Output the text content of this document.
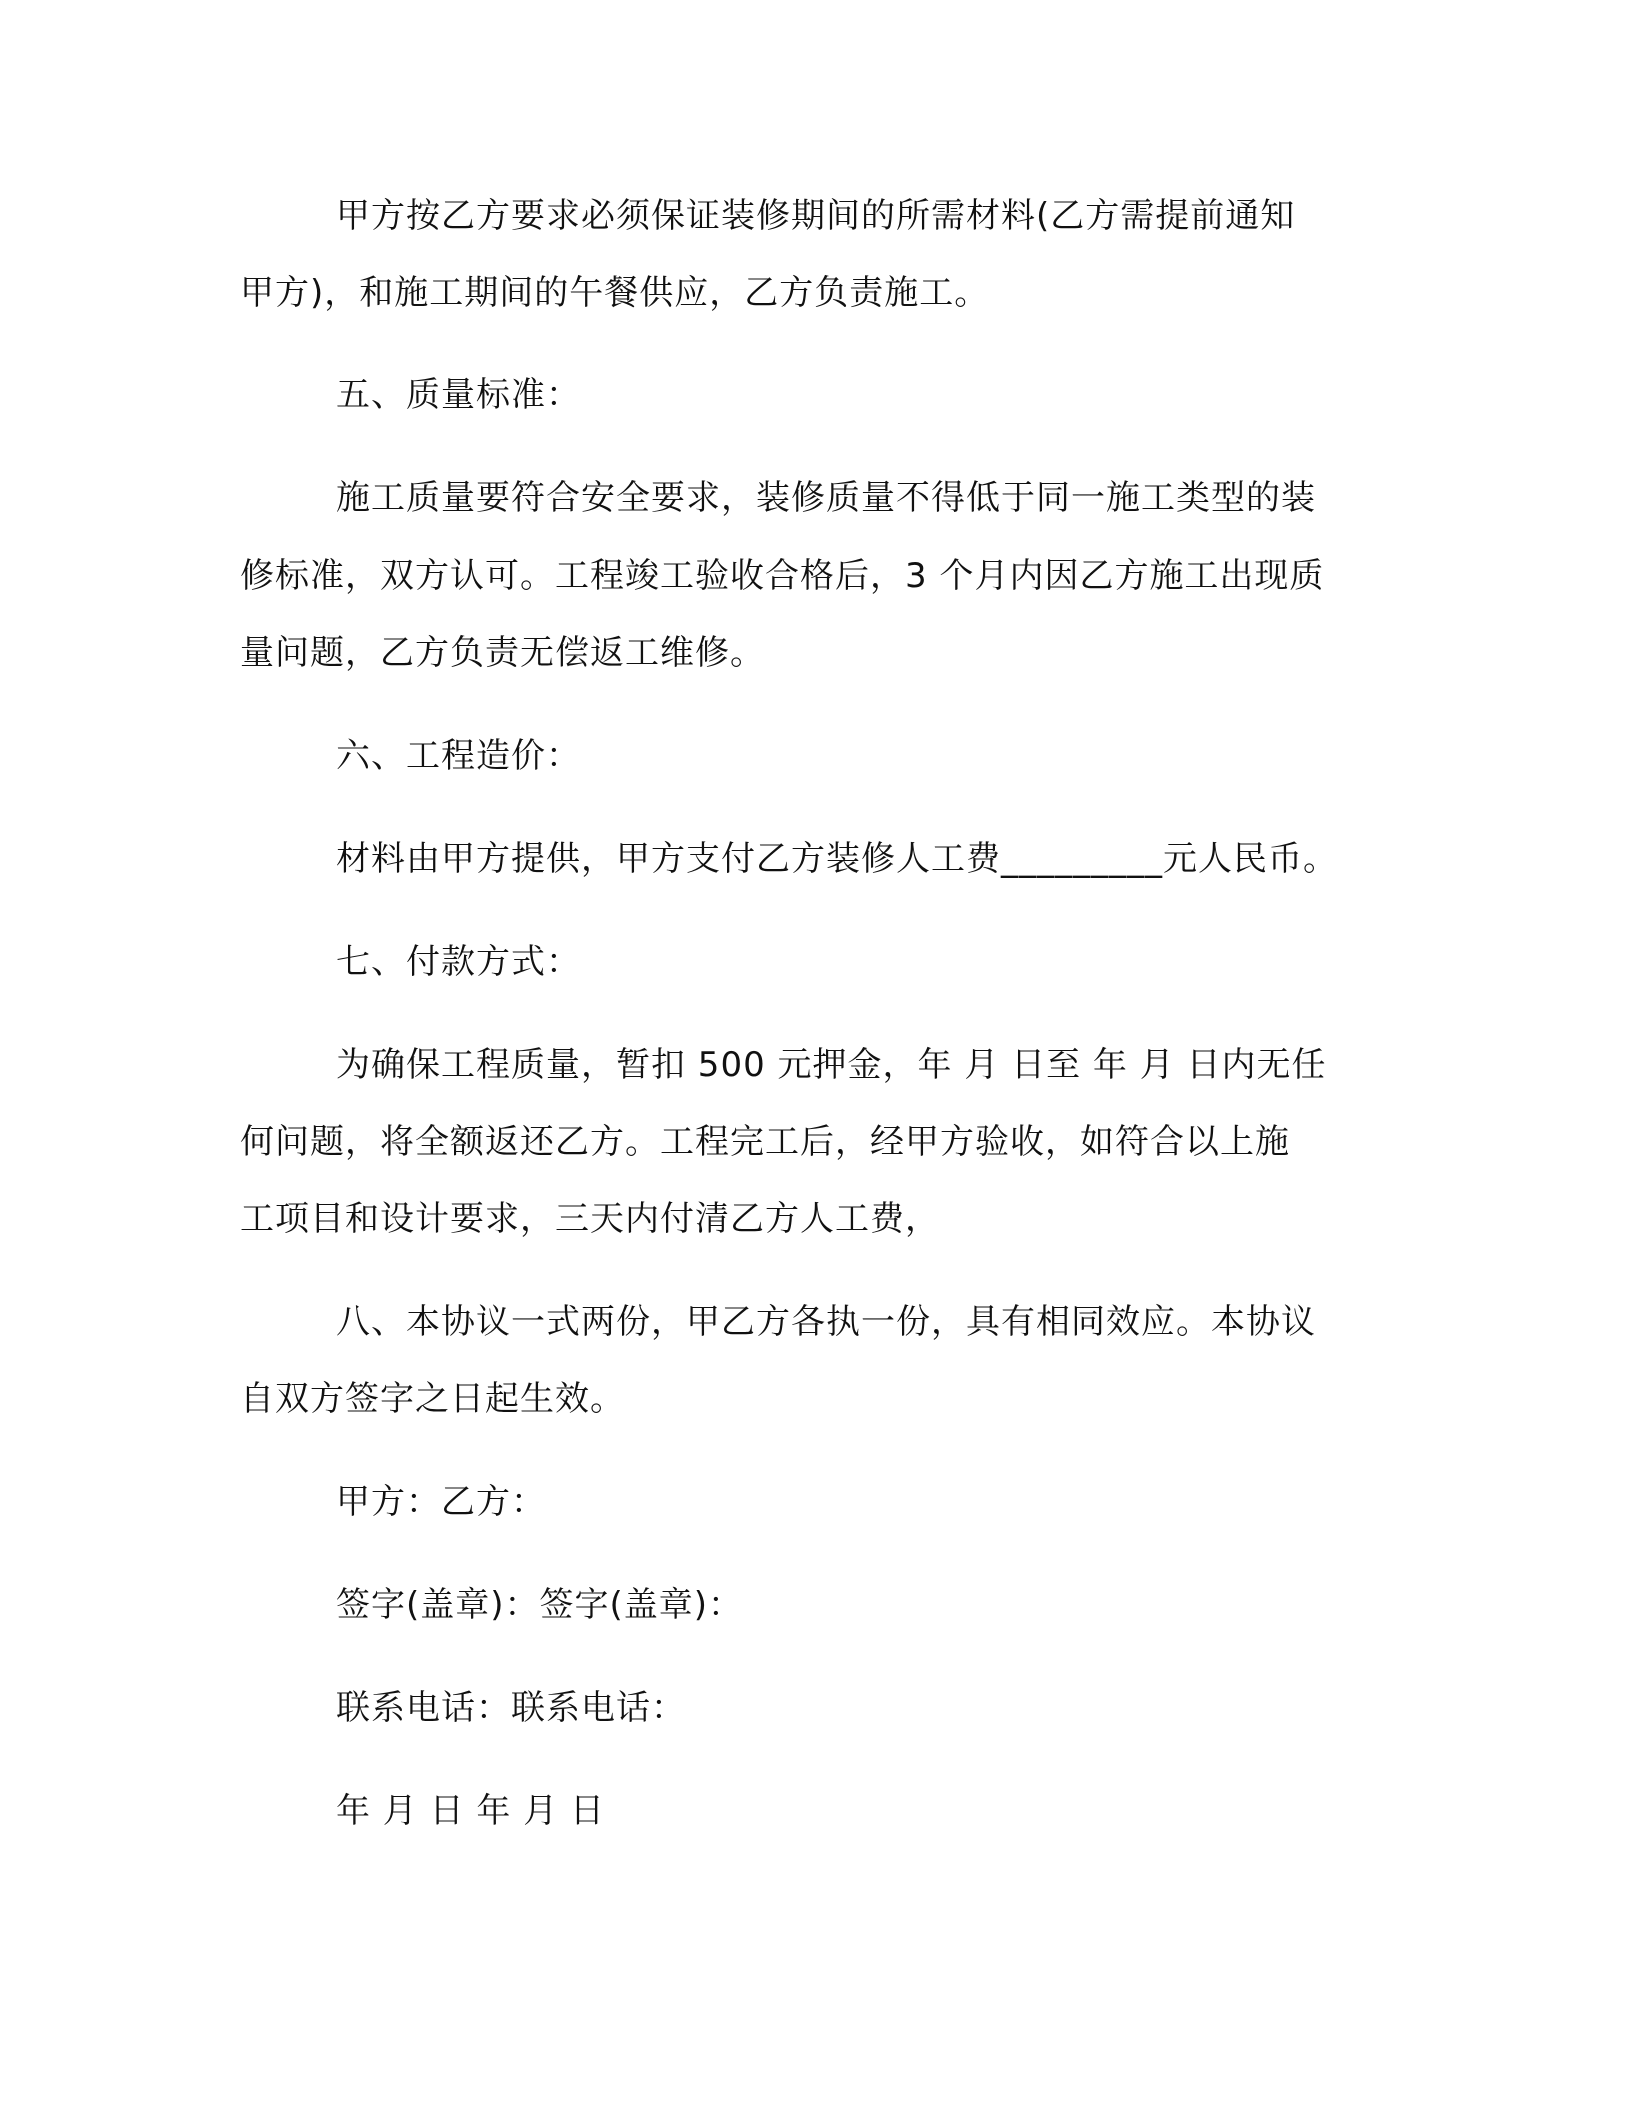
甲方按乙方要求必须保证装修期间的所需材料(乙方需提前通知
甲方)，和施工期间的午餐供应，乙方负责施工。
五、质量标准：
施工质量要符合安全要求，装修质量不得低于同一施工类型的装
修标准，双方认可。工程竣工验收合格后，3 个月内因乙方施工出现质
量问题，乙方负责无偿返工维修。
六、工程造价：
材料由甲方提供，甲方支付乙方装修人工费_________元人民币。
七、付款方式：
为确保工程质量，暂扣 500 元押金，年 月 日至 年 月 日内无任
何问题，将全额返还乙方。工程完工后，经甲方验收，如符合以上施
工项目和设计要求，三天内付清乙方人工费，
八、本协议一式两份，甲乙方各执一份，具有相同效应。本协议
自双方签字之日起生效。
甲方：乙方：
签字(盖章)：签字(盖章)：
联系电话：联系电话：
年 月 日 年 月 日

-------------------------

Repeat everything in the records precisely. Images are excluded from the copy.

Output the text content of this document.
甲方按乙方要求必须保证装修期间的所需材料(乙方需提前通知
甲方)，和施工期间的午餐供应，乙方负责施工。
五、质量标准：
施工质量要符合安全要求，装修质量不得低于同一施工类型的装
修标准，双方认可。工程竣工验收合格后，3 个月内因乙方施工出现质
量问题，乙方负责无偿返工维修。
六、工程造价：
材料由甲方提供，甲方支付乙方装修人工费_________元人民币。
七、付款方式：
为确保工程质量，暂扣 500 元押金，年 月 日至 年 月 日内无任
何问题，将全额返还乙方。工程完工后，经甲方验收，如符合以上施
工项目和设计要求，三天内付清乙方人工费，
八、本协议一式两份，甲乙方各执一份，具有相同效应。本协议
自双方签字之日起生效。
甲方：乙方：
签字(盖章)：签字(盖章)：
联系电话：联系电话：
年 月 日 年 月 日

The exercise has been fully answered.